TASK TO CARRY OUT: Go through the entries one line at a time, and gather every line that has the word "wird".

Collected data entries
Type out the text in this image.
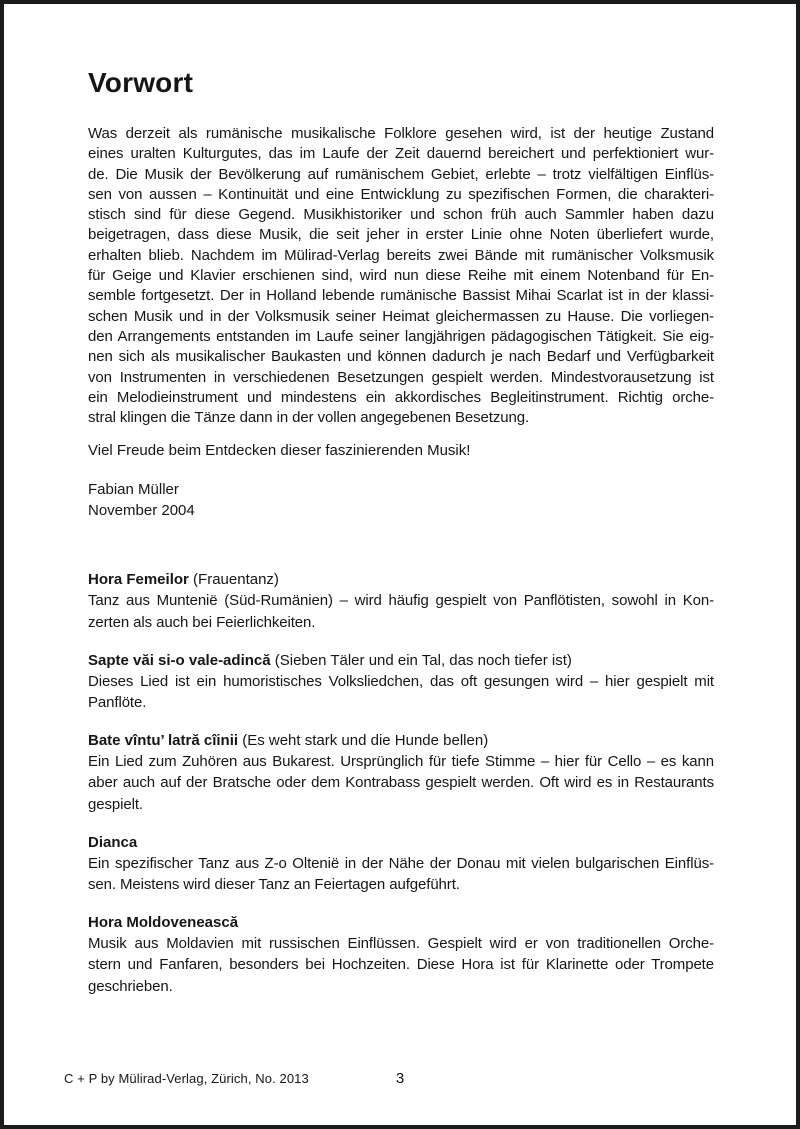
Vorwort
Was derzeit als rumänische musikalische Folklore gesehen wird, ist der heutige Zustand
eines uralten Kulturgutes, das im Laufe der Zeit dauernd bereichert und perfektioniert wur-
de. Die Musik der Bevölkerung auf rumänischem Gebiet, erlebte – trotz vielfältigen Einflüs-
sen von aussen – Kontinuität und eine Entwicklung zu spezifischen Formen, die charakteri-
stisch sind für diese Gegend. Musikhistoriker und schon früh auch Sammler haben dazu
beigetragen, dass diese Musik, die seit jeher in erster Linie ohne Noten überliefert wurde,
erhalten blieb. Nachdem im Mülirad-Verlag bereits zwei Bände mit rumänischer Volksmusik
für Geige und Klavier erschienen sind, wird nun diese Reihe mit einem Notenband für En-
semble fortgesetzt. Der in Holland lebende rumänische Bassist Mihai Scarlat ist in der klassi-
schen Musik und in der Volksmusik seiner Heimat gleichermassen zu Hause. Die vorliegen-
den Arrangements entstanden im Laufe seiner langjährigen pädagogischen Tätigkeit. Sie eig-
nen sich als musikalischer Baukasten und können dadurch je nach Bedarf und Verfügbarkeit
von Instrumenten in verschiedenen Besetzungen gespielt werden. Mindestvorausetzung ist
ein Melodieinstrument und mindestens ein akkordisches Begleitinstrument. Richtig orche-
stral klingen die Tänze dann in der vollen angegebenen Besetzung.
Viel Freude beim Entdecken dieser faszinierenden Musik!
Fabian Müller
November 2004
Hora Femeilor (Frauentanz)
Tanz aus Muntenië (Süd-Rumänien) – wird häufig gespielt von Panflötisten, sowohl in Kon-
zerten als auch bei Feierlichkeiten.
Sapte văi si-o vale-adincă (Sieben Täler und ein Tal, das noch tiefer ist)
Dieses Lied ist ein humoristisches Volksliedchen, das oft gesungen wird – hier gespielt mit
Panflöte.
Bate vîntu’ latră cîinii (Es weht stark und die Hunde bellen)
Ein Lied zum Zuhören aus Bukarest. Ursprünglich für tiefe Stimme – hier für Cello – es kann
aber auch auf der Bratsche oder dem Kontrabass gespielt werden. Oft wird es in Restaurants
gespielt.
Dianca
Ein spezifischer Tanz aus Z-o Oltenië in der Nähe der Donau mit vielen bulgarischen Einflüs-
sen. Meistens wird dieser Tanz an Feiertagen aufgeführt.
Hora Moldovenească
Musik aus Moldavien mit russischen Einflüssen. Gespielt wird er von traditionellen Orche-
stern und Fanfaren, besonders bei Hochzeiten. Diese Hora ist für Klarinette oder Trompete
geschrieben.
C + P by Mülirad-Verlag, Zürich, No. 2013	3
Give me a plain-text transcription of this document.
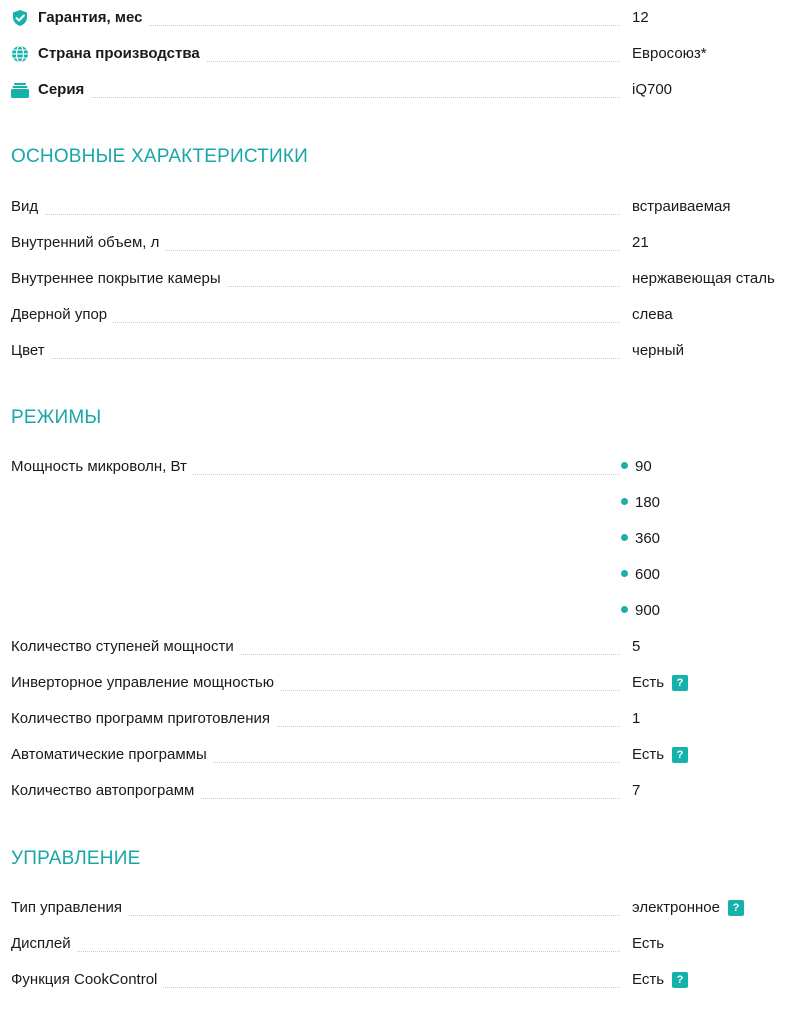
Гарантия, мес	12
Страна производства	Евросоюз*
Серия	iQ700
ОСНОВНЫЕ ХАРАКТЕРИСТИКИ
Вид	встраиваемая
Внутренний объем, л	21
Внутреннее покрытие камеры	нержавеющая сталь
Дверной упор	слева
Цвет	черный
РЕЖИМЫ
Мощность микроволн, Вт	90
180
360
600
900
Количество ступеней мощности	5
Инверторное управление мощностью	Есть ?
Количество программ приготовления	1
Автоматические программы	Есть ?
Количество автопрограмм	7
УПРАВЛЕНИЕ
Тип управления	электронное ?
Дисплей	Есть
Функция CookControl	Есть ?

THE ANSWER:
Was derzeit als rumänische musikalische Folklore gesehen wird, ist der heutige Zustand
für Geige und Klavier erschienen sind, wird nun diese Reihe mit einem Notenband für En-
Tanz aus Muntenië (Süd-Rumänien) – wird häufig gespielt von Panflötisten, sowohl in Kon-
Dieses Lied ist ein humoristisches Volksliedchen, das oft gesungen wird – hier gespielt mit
aber auch auf der Bratsche oder dem Kontrabass gespielt werden. Oft wird es in Restaurants
sen. Meistens wird dieser Tanz an Feiertagen aufgeführt.
Musik aus Moldavien mit russischen Einflüssen. Gespielt wird er von traditionellen Orche-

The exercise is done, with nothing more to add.